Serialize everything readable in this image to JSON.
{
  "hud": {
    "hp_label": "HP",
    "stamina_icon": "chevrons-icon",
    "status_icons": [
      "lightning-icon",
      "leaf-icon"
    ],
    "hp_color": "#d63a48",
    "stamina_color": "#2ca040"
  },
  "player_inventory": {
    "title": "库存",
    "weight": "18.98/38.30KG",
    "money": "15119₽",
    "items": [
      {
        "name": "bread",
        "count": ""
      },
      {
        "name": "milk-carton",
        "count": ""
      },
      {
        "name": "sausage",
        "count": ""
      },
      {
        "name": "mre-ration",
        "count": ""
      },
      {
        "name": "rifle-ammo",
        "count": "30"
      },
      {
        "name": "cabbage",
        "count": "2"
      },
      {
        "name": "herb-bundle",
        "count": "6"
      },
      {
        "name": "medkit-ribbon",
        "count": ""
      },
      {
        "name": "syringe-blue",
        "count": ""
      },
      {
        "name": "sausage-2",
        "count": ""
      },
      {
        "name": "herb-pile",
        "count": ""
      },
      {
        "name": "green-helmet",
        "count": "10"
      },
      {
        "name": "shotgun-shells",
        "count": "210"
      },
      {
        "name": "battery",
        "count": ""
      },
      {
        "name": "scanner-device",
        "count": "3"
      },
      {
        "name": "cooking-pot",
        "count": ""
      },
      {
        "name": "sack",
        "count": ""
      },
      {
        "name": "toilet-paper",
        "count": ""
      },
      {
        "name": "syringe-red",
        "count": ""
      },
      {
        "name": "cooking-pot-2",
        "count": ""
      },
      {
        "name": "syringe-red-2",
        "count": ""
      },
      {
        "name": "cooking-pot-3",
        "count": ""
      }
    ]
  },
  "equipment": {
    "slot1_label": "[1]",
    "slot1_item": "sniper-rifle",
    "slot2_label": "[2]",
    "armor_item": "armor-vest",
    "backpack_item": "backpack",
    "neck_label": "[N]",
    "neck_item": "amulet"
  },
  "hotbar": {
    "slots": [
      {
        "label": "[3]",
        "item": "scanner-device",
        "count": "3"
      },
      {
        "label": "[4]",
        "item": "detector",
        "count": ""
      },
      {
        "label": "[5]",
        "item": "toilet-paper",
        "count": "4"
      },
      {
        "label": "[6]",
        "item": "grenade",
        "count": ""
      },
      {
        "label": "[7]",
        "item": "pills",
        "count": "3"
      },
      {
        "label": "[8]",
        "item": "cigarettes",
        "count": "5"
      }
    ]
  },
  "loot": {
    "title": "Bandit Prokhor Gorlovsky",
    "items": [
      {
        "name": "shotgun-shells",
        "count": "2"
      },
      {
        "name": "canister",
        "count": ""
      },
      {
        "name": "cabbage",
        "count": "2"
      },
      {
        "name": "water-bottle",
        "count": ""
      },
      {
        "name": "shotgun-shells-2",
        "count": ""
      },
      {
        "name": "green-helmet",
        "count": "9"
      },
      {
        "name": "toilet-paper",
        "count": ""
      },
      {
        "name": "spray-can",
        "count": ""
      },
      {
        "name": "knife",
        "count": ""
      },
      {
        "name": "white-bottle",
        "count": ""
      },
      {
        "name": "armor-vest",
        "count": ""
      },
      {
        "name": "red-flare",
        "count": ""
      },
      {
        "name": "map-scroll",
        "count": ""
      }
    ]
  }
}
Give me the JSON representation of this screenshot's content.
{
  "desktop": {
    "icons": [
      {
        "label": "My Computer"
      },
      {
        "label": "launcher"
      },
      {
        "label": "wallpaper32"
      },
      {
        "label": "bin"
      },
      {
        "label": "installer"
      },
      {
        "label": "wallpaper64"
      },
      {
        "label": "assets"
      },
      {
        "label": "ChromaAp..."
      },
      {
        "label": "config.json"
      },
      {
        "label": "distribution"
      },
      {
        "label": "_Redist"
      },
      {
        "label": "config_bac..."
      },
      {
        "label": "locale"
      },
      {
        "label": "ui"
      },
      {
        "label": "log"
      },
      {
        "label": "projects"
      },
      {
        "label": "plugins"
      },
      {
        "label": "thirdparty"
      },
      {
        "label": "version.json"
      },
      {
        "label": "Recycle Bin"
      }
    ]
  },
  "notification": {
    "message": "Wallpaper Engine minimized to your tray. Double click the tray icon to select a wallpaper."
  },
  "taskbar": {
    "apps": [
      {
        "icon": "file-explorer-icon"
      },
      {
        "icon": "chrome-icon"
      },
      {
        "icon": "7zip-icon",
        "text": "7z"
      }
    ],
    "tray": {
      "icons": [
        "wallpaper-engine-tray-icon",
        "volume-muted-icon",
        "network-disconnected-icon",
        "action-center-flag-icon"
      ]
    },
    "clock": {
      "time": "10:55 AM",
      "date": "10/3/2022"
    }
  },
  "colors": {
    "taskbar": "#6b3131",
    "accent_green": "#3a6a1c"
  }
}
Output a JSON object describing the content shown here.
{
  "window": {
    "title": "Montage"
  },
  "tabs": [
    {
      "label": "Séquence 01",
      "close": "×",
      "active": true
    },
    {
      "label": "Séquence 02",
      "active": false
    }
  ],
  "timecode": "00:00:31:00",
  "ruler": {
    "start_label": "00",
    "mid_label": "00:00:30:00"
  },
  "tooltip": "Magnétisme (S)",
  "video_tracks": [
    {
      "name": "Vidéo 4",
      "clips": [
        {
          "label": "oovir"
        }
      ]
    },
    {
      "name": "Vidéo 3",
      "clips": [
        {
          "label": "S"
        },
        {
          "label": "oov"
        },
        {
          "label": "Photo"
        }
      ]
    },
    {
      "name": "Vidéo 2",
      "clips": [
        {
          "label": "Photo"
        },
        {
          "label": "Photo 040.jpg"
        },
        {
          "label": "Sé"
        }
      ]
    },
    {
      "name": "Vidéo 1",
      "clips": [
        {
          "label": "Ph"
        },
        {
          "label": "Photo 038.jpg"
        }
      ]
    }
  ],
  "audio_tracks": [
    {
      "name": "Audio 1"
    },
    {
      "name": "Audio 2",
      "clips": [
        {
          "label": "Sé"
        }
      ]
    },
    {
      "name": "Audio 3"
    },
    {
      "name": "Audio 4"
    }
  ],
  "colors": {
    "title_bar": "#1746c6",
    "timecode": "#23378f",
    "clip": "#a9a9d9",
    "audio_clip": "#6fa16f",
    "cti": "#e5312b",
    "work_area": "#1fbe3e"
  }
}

------------------------------

**TASK REQUIREMENTS:**
Copy all lines of the listing above that contain the string "content".

**FULL OUTPUT:**
Give me the JSON representation of this screenshot's content.
Output a JSON object describing the content shown here.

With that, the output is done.